(Records):
+===+
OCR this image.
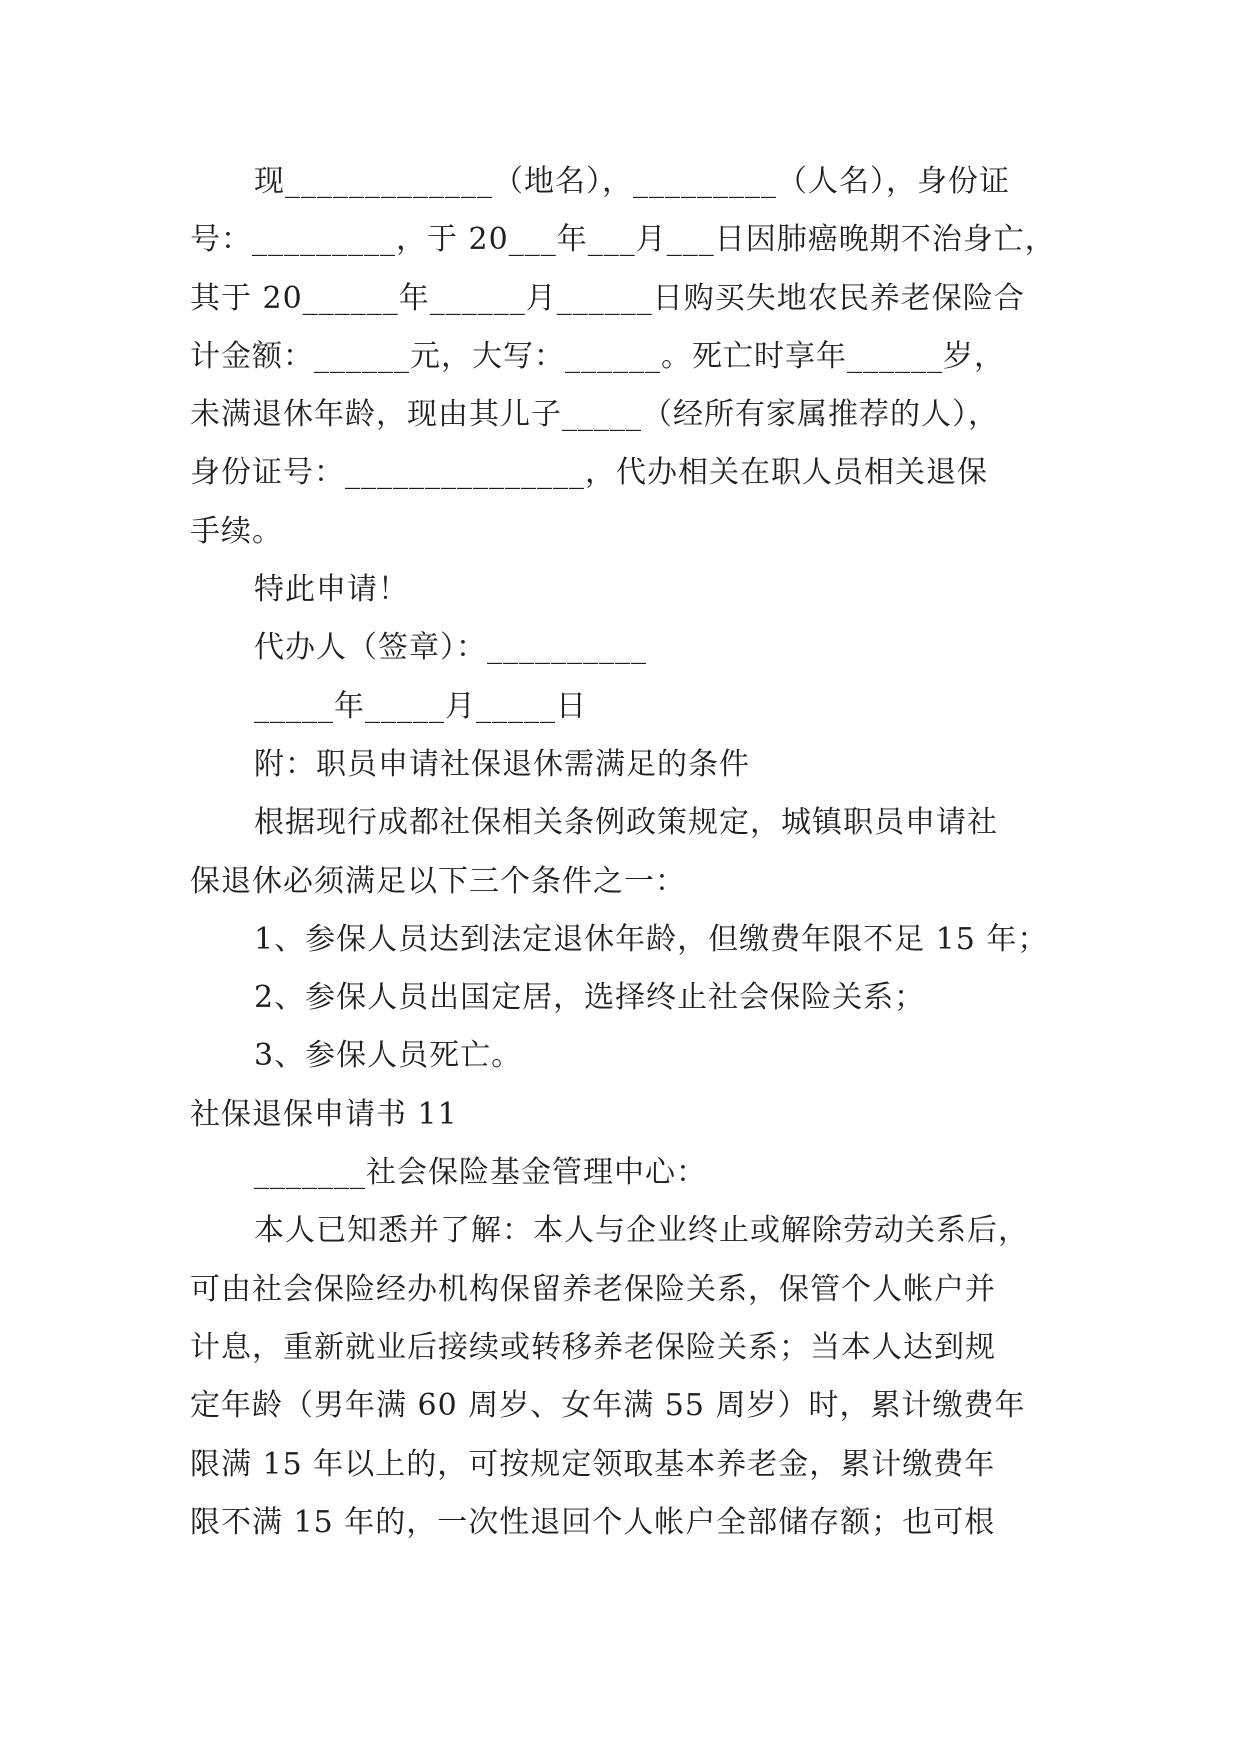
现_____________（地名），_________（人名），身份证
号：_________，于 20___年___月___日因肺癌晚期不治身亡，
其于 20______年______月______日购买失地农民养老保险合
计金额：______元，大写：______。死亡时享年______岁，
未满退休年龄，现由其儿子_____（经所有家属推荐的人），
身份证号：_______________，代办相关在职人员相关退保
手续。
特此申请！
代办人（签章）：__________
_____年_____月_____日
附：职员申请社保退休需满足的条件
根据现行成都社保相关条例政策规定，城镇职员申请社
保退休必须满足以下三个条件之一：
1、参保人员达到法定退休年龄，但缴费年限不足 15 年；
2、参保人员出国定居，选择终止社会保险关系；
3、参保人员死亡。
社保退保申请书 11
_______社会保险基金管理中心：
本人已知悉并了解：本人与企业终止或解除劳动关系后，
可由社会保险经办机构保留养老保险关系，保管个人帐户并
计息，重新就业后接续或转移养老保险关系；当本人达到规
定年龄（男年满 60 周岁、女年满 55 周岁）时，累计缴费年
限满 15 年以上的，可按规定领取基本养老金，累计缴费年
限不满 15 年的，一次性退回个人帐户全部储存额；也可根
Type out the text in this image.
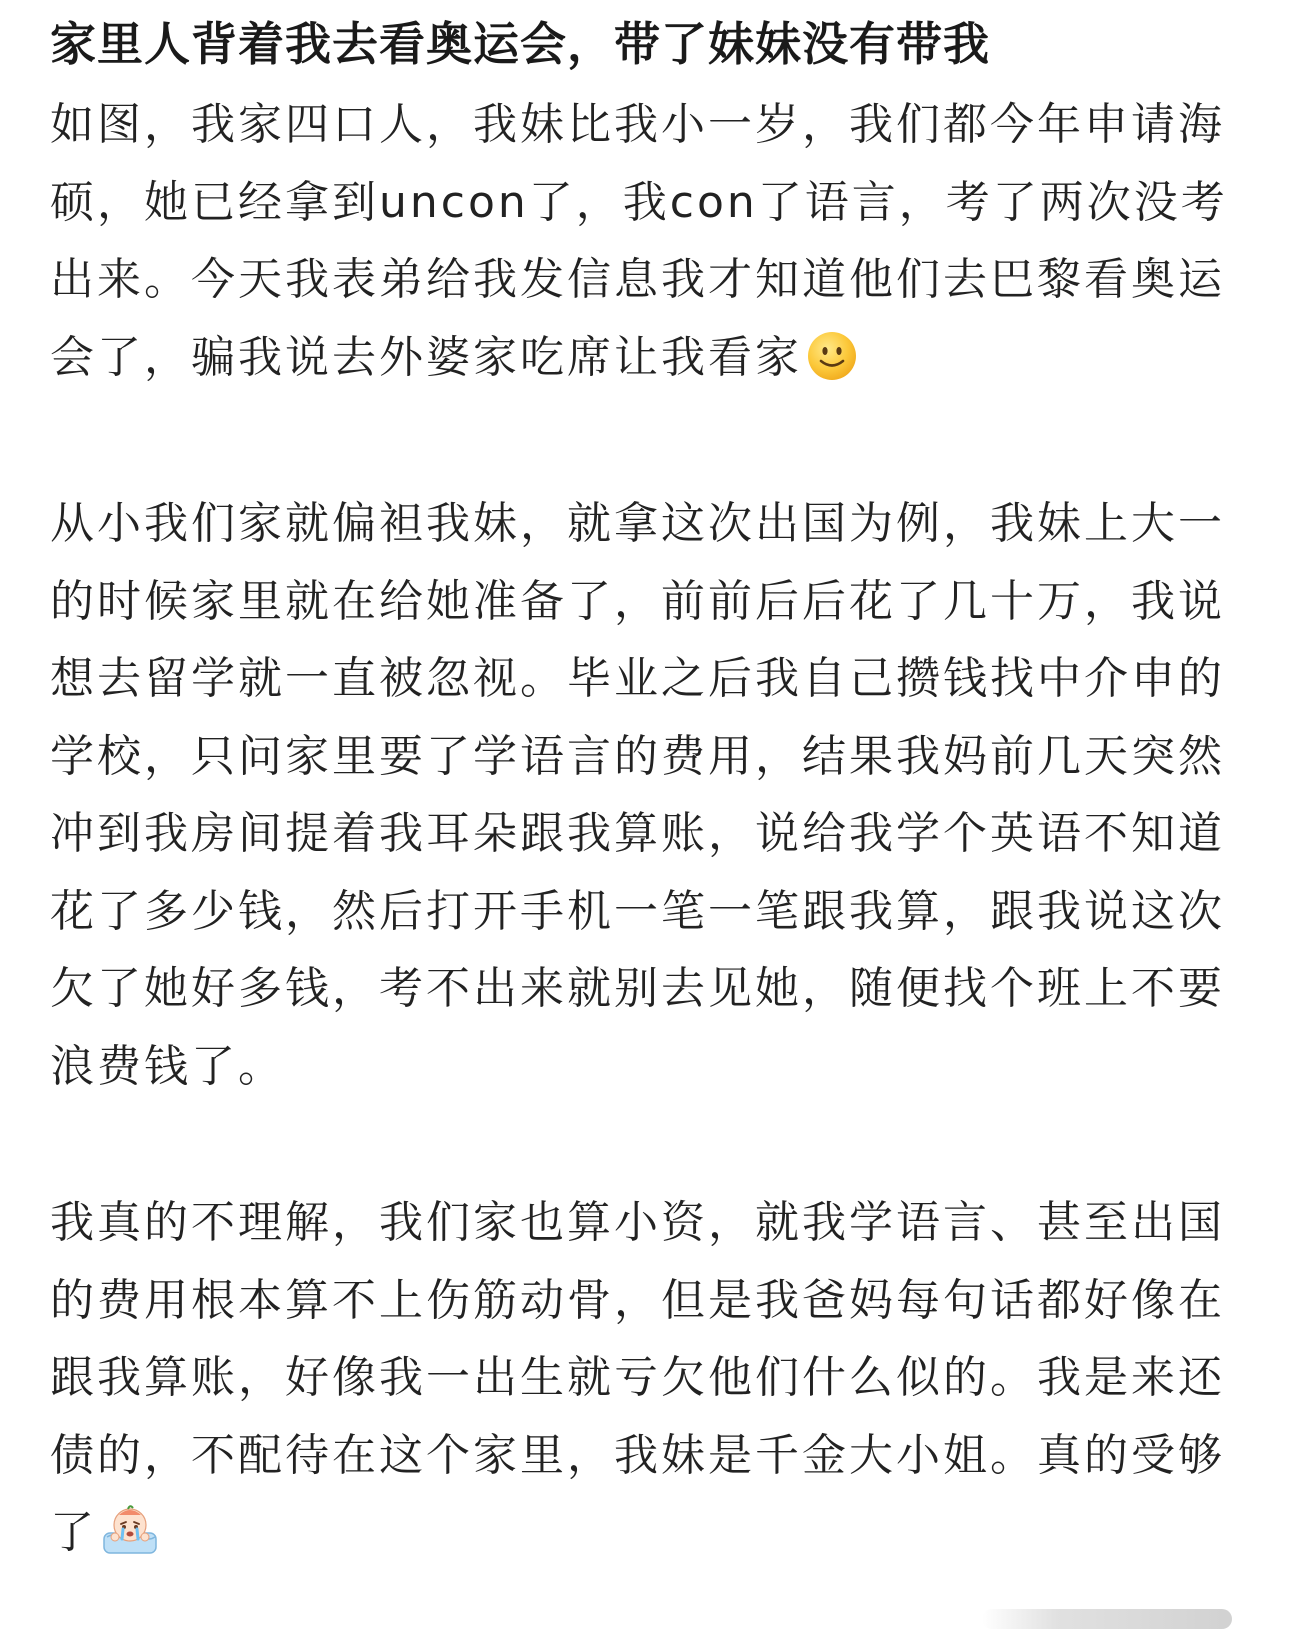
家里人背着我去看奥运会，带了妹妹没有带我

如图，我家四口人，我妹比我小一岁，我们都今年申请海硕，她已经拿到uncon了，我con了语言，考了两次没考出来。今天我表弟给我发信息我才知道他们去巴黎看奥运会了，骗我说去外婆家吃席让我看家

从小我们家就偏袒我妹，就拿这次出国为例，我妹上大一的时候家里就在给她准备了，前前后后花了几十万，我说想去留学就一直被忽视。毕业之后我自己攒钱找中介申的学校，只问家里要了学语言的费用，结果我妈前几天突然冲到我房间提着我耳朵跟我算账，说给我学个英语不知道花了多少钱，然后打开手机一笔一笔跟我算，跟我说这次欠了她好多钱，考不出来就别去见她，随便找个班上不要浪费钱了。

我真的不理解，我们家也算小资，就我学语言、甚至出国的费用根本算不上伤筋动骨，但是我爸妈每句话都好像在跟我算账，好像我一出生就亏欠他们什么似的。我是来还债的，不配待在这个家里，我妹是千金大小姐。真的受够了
+===+
(Exercise requirements):
Select all lines in the listing above where the word "image" appears, and show them.

(Reply):
OCR this image.
Type out the text in this image.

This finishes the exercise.